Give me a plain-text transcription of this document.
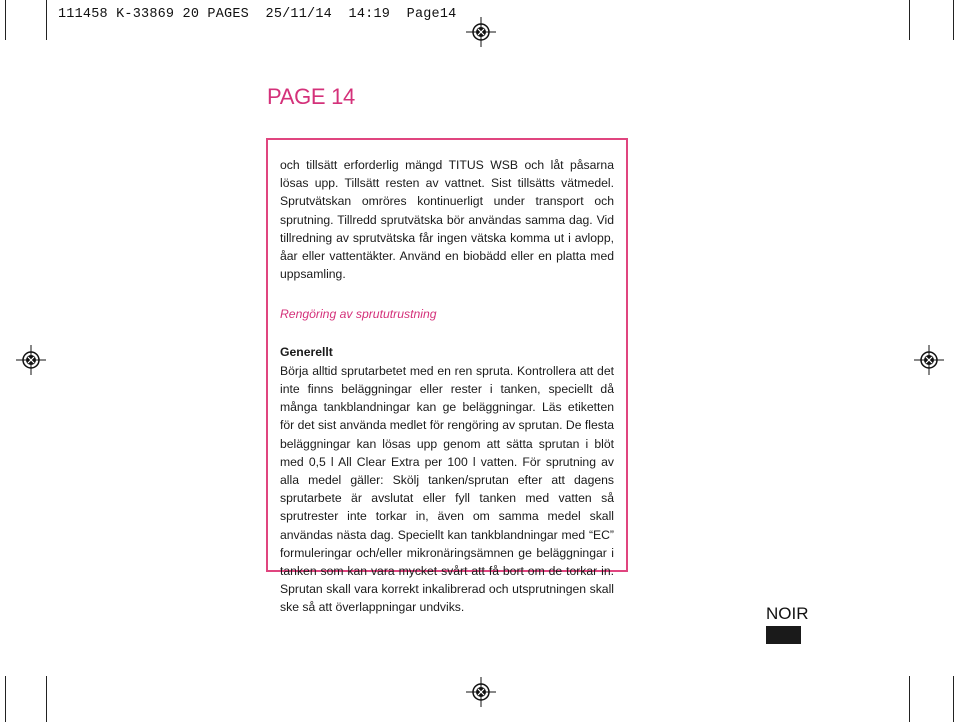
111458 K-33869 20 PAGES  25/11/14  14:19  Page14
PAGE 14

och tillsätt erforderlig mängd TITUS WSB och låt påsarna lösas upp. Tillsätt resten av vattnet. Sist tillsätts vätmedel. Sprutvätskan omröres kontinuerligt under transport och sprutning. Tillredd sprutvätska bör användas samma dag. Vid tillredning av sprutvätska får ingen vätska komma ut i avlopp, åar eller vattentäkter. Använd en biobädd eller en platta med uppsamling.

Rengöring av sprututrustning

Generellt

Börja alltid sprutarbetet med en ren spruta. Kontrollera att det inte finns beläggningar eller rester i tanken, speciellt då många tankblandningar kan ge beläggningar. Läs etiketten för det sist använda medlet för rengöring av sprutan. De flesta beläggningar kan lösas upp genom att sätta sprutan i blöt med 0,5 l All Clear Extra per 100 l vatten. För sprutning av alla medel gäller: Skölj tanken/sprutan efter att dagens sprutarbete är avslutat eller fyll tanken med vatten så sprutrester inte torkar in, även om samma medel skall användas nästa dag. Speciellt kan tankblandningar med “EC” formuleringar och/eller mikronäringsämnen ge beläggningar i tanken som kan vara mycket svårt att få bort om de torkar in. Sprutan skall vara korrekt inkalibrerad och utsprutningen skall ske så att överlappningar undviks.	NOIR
•••
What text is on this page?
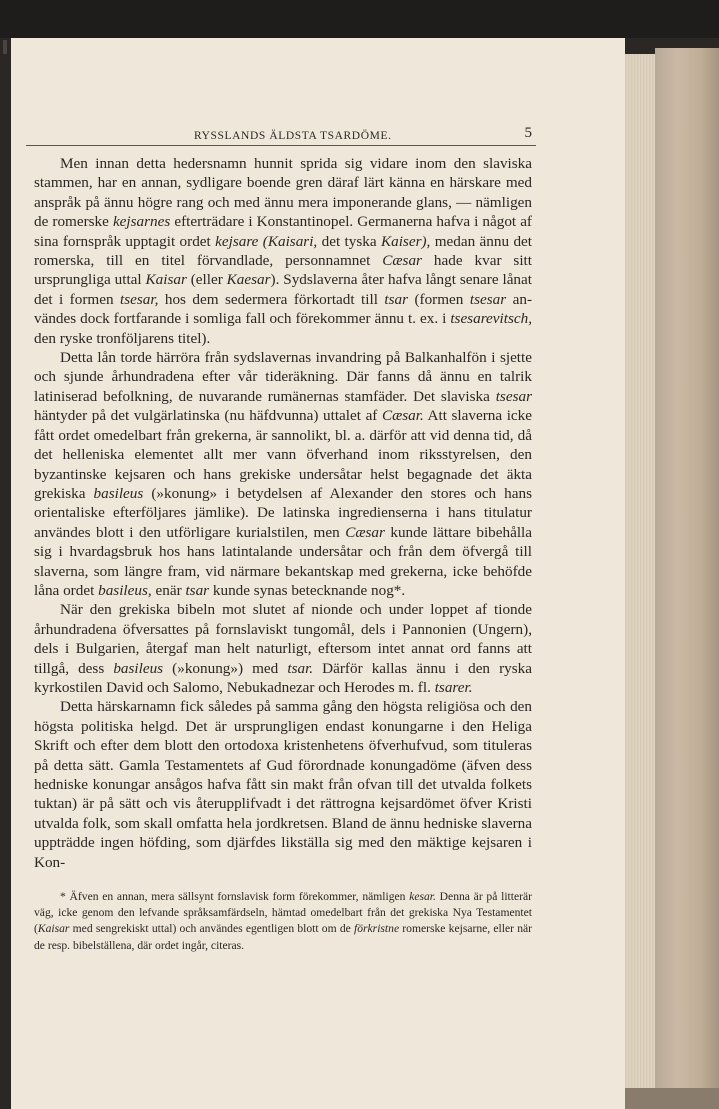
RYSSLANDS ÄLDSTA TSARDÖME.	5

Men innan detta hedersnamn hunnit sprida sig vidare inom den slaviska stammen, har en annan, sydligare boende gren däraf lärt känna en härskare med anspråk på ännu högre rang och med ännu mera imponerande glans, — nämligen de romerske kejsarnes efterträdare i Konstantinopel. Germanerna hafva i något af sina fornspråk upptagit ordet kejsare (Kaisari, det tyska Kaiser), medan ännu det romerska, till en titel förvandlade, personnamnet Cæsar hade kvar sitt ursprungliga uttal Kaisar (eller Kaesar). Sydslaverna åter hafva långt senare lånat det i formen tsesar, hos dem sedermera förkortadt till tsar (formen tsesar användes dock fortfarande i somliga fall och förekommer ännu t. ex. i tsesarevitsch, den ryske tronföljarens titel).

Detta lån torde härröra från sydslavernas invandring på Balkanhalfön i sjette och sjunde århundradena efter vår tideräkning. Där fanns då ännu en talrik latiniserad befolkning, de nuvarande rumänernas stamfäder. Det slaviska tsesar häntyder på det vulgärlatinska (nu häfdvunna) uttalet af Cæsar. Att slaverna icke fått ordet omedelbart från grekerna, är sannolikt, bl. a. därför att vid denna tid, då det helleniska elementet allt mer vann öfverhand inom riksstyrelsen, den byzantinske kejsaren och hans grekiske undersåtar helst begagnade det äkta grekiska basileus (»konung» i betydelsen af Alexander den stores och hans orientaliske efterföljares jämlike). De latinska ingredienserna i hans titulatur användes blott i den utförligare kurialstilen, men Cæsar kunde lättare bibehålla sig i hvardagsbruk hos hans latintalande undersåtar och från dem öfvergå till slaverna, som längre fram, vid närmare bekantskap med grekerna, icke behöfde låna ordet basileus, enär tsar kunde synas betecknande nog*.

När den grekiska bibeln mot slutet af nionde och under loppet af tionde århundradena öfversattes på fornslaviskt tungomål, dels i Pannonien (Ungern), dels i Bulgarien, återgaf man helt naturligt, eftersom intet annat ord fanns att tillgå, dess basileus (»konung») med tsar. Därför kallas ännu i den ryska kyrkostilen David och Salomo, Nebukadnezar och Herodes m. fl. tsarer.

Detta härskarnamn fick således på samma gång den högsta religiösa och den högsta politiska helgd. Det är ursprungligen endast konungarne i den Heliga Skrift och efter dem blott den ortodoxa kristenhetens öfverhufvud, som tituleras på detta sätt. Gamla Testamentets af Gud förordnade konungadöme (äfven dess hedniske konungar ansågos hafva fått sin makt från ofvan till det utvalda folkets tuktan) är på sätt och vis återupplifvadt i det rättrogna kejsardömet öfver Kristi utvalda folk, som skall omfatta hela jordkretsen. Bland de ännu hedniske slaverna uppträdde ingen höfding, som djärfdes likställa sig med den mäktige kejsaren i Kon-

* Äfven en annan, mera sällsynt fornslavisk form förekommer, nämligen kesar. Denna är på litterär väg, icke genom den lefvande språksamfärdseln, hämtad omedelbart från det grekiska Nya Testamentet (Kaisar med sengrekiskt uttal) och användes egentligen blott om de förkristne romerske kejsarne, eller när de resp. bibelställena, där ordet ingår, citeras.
•••
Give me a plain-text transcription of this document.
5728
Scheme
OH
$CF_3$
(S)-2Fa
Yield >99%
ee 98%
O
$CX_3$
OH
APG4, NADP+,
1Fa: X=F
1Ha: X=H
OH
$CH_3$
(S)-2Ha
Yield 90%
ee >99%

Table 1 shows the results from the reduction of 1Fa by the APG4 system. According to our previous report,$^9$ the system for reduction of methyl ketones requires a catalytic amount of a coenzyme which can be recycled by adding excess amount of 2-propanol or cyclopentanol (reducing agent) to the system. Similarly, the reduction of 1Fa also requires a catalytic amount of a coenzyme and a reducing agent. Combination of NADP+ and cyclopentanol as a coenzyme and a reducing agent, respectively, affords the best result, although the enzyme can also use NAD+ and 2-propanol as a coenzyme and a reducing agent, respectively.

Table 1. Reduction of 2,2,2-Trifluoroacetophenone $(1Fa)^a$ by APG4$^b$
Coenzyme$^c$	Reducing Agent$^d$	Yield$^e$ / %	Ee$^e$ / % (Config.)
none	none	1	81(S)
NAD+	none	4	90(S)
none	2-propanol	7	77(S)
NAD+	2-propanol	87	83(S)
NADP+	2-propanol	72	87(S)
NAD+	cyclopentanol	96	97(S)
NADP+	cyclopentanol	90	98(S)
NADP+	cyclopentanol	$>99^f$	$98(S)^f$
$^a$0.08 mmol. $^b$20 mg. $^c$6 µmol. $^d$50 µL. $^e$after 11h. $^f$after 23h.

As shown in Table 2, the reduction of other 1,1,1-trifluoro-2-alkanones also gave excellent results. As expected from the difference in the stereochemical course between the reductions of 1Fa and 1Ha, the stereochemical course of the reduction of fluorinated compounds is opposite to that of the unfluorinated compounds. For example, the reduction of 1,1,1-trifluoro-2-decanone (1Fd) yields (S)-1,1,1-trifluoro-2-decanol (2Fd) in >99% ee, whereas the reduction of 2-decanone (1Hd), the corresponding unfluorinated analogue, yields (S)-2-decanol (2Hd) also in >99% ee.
•••
• _Exercise details_: Pick every line from the listing holding the string "cyclopentanol", and copy it.

• _Task answer_:
Table 1 shows the results from the reduction of 1Fa by the APG4 system. According to our previous report,$^9$ the system for reduction of methyl ketones requires a catalytic amount of a coenzyme which can be recycled by adding excess amount of 2-propanol or cyclopentanol (reducing agent) to the system. Similarly, the reduction of 1Fa also requires a catalytic amount of a coenzyme and a reducing agent. Combination of NADP+ and cyclopentanol as a coenzyme and a reducing agent, respectively, affords the best result, although the enzyme can also use NAD+ and 2-propanol as a coenzyme and a reducing agent, respectively.
NAD+	cyclopentanol	96	97(S)
NADP+	cyclopentanol	90	98(S)
NADP+	cyclopentanol	$>99^f$	$98(S)^f$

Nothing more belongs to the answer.